→ Challenge
Pick out the lines below that include the string "screenshot".

(Dataset entries)

* * * * * * *

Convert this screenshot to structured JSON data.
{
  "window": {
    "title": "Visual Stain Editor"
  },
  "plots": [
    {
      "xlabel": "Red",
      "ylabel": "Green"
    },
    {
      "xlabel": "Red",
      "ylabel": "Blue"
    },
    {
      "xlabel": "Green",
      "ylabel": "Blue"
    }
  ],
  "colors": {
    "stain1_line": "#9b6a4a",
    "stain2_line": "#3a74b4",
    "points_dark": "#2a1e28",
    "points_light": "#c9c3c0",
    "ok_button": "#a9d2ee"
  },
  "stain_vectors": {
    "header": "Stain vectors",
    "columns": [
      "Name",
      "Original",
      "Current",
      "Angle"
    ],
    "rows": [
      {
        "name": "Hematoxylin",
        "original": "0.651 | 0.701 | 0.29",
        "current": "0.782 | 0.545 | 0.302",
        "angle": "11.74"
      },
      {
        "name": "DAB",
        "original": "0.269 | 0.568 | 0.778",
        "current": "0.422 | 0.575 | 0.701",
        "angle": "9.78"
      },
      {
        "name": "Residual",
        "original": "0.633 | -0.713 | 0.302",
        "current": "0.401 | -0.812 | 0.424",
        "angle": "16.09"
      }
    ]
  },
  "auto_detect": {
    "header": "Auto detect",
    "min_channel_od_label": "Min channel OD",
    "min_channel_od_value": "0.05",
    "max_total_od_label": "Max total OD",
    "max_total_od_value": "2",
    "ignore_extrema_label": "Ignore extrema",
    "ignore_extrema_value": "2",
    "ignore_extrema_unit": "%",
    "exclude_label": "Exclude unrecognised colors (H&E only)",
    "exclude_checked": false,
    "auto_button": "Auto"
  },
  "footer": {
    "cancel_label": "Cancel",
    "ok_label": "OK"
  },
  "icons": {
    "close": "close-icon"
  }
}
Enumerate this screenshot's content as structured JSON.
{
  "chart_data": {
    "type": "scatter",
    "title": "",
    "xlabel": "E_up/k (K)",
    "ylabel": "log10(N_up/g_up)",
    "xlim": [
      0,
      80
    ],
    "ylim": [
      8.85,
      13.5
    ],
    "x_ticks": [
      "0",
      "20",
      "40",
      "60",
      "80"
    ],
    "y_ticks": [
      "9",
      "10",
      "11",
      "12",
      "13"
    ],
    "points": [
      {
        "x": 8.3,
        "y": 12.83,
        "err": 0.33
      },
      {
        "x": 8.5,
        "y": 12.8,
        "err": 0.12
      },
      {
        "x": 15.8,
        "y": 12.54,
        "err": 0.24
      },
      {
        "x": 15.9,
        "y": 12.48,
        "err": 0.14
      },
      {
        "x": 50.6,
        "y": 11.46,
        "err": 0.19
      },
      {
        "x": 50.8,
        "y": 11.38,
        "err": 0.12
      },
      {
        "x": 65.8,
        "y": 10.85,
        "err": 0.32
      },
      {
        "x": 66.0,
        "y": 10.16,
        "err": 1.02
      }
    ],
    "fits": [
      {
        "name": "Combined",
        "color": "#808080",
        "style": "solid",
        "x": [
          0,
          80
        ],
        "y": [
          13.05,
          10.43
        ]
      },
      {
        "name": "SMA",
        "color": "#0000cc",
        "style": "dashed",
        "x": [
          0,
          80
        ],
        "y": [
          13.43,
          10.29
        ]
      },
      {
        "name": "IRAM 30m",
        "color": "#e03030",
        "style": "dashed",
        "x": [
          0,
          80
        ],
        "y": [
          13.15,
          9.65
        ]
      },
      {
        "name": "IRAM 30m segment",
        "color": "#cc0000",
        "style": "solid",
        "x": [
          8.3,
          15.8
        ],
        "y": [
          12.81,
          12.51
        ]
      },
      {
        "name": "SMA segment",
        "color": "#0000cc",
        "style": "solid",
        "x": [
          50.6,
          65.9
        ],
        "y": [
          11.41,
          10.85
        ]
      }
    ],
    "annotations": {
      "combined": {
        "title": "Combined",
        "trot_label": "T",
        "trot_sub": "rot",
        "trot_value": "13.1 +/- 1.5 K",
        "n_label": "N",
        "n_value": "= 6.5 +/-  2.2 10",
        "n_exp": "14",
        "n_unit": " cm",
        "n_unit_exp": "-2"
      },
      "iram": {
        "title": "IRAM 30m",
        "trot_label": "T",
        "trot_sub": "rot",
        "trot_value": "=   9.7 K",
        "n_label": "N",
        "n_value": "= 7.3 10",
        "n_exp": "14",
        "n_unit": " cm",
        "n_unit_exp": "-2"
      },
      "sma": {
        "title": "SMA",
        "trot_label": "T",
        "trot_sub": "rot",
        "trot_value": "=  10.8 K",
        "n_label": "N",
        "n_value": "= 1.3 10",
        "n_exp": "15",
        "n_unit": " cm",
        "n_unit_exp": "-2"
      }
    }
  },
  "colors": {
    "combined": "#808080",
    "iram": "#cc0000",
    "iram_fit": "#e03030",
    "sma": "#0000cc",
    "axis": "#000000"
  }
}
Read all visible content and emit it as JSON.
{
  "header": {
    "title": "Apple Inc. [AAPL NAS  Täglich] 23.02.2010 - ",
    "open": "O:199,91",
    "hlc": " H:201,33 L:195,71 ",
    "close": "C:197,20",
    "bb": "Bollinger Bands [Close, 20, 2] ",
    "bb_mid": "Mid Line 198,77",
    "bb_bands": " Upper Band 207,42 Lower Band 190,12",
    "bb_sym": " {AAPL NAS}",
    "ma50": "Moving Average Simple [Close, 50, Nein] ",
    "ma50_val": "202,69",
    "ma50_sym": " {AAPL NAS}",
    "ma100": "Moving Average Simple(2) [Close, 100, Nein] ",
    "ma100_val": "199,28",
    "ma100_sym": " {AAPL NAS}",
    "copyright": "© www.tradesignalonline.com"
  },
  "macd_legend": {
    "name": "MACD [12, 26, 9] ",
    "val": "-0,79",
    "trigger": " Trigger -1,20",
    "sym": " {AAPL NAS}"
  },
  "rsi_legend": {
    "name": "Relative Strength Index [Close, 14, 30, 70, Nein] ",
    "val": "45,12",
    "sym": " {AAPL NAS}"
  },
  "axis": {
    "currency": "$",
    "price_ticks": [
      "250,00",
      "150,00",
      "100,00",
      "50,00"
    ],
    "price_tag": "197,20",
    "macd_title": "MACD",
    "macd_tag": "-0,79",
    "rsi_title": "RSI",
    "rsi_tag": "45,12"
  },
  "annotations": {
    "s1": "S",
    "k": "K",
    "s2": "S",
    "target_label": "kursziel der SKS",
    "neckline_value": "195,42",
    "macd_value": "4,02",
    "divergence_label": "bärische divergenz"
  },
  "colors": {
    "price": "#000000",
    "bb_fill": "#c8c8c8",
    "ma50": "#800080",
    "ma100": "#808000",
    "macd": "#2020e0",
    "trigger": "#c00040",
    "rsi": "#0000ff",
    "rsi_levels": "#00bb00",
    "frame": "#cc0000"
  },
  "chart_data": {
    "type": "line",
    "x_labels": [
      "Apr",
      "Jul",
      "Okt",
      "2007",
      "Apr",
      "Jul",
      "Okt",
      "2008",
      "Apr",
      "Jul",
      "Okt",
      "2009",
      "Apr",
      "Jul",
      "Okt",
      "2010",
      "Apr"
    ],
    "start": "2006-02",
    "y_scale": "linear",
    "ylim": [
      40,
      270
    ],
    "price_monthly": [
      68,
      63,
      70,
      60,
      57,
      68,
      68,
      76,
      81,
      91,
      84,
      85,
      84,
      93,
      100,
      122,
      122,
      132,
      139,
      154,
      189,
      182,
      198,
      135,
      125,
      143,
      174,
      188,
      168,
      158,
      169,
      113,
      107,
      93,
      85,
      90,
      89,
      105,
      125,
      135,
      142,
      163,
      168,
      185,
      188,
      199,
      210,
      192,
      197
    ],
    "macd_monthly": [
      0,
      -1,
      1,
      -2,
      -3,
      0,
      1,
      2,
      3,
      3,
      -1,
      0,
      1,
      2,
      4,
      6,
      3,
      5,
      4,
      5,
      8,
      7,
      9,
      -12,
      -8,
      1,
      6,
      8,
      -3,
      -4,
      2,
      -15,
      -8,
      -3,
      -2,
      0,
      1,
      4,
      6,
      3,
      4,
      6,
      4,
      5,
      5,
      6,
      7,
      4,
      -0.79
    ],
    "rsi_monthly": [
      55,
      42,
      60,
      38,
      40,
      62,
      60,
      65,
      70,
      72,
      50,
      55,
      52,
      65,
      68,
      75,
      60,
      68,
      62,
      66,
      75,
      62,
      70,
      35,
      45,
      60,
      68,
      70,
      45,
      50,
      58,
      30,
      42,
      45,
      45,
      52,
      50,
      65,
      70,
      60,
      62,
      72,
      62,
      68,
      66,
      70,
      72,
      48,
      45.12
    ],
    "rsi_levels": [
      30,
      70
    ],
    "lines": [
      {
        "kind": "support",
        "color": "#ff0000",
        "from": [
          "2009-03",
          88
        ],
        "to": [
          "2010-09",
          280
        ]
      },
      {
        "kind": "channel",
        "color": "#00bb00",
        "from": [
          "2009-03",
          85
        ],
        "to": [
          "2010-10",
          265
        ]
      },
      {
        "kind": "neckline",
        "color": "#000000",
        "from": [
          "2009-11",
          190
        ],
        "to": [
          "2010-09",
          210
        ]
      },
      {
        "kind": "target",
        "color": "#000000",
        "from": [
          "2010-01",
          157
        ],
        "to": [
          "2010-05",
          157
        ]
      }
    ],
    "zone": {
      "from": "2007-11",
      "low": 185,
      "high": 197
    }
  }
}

* * * * * * *

→ The solution
Convert this screenshot to structured JSON data.
Enumerate this screenshot's content as structured JSON.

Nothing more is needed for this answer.